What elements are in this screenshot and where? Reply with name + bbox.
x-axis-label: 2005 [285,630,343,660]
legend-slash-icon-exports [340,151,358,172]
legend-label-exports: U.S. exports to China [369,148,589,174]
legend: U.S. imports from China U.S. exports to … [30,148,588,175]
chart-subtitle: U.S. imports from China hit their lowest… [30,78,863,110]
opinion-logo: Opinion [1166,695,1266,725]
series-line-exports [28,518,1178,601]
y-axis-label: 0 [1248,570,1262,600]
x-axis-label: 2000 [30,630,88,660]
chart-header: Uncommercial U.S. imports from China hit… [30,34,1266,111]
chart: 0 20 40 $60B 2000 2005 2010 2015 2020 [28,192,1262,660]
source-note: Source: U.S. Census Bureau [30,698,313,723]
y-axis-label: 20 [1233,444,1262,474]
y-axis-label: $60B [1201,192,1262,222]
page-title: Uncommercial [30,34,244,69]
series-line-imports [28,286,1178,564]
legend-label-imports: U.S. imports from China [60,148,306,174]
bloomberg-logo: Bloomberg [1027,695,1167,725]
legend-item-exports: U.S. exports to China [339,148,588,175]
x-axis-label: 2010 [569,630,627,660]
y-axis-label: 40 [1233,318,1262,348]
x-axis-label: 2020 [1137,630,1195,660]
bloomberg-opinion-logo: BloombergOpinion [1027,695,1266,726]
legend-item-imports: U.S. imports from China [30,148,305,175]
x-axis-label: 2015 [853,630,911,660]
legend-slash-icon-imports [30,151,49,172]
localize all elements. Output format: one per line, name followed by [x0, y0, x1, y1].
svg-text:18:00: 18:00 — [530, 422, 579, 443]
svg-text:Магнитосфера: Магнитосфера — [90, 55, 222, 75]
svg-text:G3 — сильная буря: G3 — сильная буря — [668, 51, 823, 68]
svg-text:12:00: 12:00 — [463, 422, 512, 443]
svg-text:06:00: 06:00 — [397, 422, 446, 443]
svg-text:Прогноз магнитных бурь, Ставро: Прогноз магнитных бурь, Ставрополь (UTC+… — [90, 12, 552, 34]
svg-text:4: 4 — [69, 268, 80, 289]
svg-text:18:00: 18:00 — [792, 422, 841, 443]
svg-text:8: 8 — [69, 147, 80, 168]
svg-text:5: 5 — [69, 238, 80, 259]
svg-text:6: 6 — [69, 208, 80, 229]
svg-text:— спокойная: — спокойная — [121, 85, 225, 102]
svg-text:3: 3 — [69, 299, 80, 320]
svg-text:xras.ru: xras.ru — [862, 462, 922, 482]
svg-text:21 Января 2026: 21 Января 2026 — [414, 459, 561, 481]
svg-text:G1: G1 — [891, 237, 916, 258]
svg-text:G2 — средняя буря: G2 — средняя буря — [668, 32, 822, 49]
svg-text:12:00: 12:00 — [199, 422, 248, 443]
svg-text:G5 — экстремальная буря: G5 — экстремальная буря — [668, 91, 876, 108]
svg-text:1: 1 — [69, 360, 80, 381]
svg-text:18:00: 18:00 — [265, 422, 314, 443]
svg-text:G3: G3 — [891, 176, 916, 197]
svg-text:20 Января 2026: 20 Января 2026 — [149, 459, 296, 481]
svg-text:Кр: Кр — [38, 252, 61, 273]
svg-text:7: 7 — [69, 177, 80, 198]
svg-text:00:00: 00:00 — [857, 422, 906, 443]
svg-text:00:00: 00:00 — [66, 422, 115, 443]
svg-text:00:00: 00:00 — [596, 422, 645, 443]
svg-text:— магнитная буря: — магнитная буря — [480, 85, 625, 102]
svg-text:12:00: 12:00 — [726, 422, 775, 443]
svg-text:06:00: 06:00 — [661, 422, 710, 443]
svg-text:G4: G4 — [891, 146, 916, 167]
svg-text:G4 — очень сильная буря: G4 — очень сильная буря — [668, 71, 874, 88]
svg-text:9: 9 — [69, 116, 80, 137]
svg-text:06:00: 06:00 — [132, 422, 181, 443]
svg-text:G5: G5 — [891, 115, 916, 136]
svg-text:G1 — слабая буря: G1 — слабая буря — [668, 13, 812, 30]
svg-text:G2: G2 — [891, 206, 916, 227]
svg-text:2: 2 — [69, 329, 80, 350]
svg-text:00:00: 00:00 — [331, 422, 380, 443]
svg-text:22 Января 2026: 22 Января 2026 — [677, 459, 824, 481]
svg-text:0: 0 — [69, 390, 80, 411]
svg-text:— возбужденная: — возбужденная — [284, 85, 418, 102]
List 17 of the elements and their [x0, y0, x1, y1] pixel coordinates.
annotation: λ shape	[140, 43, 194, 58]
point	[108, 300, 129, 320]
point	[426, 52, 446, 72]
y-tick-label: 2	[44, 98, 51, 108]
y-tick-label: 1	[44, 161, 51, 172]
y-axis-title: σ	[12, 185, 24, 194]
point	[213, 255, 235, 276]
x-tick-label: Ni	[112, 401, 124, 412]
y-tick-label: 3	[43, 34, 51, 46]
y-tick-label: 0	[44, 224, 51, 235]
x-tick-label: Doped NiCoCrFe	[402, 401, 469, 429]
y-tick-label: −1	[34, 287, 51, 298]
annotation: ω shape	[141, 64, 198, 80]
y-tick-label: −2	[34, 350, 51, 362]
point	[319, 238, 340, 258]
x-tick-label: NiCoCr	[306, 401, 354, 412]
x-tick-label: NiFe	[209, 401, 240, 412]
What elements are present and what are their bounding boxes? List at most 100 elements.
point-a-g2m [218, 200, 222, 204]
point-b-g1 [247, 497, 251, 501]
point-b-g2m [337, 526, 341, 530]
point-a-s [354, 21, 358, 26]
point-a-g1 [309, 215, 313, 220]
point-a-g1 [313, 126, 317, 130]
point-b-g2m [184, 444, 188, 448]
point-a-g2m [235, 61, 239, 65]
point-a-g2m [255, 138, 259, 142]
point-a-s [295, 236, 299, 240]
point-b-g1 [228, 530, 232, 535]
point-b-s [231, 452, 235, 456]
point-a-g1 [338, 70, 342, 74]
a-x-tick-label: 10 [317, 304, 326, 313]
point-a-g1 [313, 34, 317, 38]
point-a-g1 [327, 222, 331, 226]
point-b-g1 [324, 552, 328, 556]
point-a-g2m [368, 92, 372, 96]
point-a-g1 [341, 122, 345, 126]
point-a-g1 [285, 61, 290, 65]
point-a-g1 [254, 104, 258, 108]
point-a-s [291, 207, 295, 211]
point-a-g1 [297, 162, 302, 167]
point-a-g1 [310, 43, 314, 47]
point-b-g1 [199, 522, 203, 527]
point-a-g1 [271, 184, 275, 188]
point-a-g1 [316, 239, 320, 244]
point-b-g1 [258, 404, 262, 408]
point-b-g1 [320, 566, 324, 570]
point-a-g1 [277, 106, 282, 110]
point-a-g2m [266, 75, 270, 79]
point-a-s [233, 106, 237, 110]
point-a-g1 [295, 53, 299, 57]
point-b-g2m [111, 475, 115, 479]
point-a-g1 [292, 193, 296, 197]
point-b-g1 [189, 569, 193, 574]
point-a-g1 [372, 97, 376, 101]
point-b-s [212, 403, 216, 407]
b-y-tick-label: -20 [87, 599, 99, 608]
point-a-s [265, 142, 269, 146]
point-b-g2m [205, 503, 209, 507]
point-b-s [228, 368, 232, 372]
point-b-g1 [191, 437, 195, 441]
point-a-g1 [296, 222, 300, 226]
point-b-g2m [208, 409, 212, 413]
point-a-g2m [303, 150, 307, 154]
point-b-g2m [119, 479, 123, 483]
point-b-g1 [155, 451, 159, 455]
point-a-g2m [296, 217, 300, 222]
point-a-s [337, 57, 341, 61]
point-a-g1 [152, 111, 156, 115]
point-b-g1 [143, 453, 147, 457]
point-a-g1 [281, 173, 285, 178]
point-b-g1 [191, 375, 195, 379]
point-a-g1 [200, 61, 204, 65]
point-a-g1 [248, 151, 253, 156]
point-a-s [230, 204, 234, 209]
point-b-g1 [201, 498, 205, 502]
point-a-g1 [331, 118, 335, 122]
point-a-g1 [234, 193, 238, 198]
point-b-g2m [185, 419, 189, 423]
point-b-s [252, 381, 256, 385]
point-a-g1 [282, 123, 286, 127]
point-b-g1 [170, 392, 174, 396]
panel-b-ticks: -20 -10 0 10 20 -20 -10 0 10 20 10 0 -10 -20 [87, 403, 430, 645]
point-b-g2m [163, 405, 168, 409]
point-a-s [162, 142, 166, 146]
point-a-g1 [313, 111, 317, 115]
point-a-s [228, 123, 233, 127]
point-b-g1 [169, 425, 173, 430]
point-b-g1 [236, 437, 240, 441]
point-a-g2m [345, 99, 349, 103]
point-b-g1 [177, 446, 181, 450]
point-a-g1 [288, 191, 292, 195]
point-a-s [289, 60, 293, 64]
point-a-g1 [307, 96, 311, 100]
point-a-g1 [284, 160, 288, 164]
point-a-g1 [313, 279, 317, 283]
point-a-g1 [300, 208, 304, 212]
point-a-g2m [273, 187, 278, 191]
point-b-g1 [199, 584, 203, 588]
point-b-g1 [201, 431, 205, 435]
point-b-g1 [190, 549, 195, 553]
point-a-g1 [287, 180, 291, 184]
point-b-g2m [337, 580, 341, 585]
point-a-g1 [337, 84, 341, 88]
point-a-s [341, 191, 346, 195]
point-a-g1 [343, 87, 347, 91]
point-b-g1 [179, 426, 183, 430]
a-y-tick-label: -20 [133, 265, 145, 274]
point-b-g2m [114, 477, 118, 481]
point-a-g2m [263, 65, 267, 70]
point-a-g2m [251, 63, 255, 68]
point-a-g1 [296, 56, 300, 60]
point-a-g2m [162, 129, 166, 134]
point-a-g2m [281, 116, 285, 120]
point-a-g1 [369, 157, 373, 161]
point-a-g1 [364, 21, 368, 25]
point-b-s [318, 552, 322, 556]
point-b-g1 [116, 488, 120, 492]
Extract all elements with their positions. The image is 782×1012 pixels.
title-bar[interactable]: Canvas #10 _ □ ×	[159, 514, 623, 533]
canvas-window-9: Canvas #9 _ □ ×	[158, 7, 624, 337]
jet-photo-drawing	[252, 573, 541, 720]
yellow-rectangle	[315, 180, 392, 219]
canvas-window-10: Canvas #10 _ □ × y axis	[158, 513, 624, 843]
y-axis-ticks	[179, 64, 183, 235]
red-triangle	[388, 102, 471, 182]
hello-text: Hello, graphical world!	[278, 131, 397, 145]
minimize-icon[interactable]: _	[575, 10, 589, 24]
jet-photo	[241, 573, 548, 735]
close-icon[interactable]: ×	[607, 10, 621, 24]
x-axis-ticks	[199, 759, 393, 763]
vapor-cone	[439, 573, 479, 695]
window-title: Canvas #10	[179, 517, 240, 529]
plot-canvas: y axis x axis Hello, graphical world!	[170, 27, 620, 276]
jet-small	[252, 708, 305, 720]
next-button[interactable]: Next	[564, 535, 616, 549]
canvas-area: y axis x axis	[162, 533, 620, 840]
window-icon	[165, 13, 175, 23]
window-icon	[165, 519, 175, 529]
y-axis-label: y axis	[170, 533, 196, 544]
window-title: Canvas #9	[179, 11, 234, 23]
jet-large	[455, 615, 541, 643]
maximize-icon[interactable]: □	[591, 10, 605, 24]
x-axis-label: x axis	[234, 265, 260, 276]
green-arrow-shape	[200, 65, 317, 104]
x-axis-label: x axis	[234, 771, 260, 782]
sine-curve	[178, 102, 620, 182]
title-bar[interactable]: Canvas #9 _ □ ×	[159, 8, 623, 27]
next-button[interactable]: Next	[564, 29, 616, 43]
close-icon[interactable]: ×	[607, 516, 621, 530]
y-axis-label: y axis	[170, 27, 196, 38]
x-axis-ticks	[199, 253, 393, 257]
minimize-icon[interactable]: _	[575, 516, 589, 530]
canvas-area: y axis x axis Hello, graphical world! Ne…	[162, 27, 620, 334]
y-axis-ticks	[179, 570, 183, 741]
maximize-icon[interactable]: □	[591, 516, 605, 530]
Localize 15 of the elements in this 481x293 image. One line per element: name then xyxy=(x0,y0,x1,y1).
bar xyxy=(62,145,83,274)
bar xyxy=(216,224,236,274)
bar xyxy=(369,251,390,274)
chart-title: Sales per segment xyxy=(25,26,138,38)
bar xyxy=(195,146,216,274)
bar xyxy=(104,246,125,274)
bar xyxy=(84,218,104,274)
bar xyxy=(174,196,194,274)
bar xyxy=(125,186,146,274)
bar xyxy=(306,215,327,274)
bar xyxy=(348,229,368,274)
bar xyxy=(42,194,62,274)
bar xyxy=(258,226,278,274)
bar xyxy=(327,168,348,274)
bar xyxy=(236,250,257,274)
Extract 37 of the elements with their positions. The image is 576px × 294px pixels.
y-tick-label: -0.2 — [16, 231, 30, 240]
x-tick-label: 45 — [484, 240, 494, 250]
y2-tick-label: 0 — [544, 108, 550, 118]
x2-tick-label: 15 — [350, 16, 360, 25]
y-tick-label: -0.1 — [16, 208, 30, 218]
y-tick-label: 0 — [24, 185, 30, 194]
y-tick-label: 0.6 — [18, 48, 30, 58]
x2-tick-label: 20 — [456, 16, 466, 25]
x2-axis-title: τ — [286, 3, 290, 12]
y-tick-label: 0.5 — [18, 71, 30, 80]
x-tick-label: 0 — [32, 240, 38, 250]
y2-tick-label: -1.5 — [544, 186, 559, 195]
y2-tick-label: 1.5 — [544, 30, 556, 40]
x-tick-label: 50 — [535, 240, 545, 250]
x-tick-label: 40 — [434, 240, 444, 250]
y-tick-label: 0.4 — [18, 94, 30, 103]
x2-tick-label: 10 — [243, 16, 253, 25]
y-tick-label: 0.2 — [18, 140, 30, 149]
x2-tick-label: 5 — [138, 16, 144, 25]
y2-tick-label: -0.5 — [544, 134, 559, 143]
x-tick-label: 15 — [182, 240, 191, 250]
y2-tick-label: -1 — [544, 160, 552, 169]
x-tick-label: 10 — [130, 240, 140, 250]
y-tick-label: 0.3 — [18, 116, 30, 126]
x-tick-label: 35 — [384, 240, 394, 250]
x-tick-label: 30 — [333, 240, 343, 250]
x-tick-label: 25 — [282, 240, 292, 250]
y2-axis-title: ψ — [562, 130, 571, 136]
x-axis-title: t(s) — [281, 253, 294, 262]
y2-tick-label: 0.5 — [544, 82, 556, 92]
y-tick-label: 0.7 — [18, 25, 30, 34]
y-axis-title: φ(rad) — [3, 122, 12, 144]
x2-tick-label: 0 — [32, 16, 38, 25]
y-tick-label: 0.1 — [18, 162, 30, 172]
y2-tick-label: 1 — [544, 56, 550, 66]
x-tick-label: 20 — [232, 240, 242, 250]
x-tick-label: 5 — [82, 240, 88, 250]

--

Exercise — Set out the material as a numbered list, starting at its first line and ending at the line containing "y-axis-label: 20 [1233,444,1262,474]", with both of those lines included and any blank lines dropped.

Task result —
1. What elements are in this screenshot and where? Reply with name + bbox.
2. x-axis-label: 2005 [285,630,343,660]
3. legend-slash-icon-exports [340,151,358,172]
4. legend-label-exports: U.S. exports to China [369,148,589,174]
5. legend: U.S. imports from China U.S. exports to … [30,148,588,175]
6. chart-subtitle: U.S. imports from China hit their lowest… [30,78,863,110]
7. opinion-logo: Opinion [1166,695,1266,725]
8. series-line-exports [28,518,1178,601]
9. y-axis-label: 0 [1248,570,1262,600]
10. x-axis-label: 2000 [30,630,88,660]
11. chart-header: Uncommercial U.S. imports from China hit… [30,34,1266,111]
12. chart: 0 20 40 $60B 2000 2005 2010 2015 2020 [28,192,1262,660]
13. source-note: Source: U.S. Census Bureau [30,698,313,723]
14. y-axis-label: 20 [1233,444,1262,474]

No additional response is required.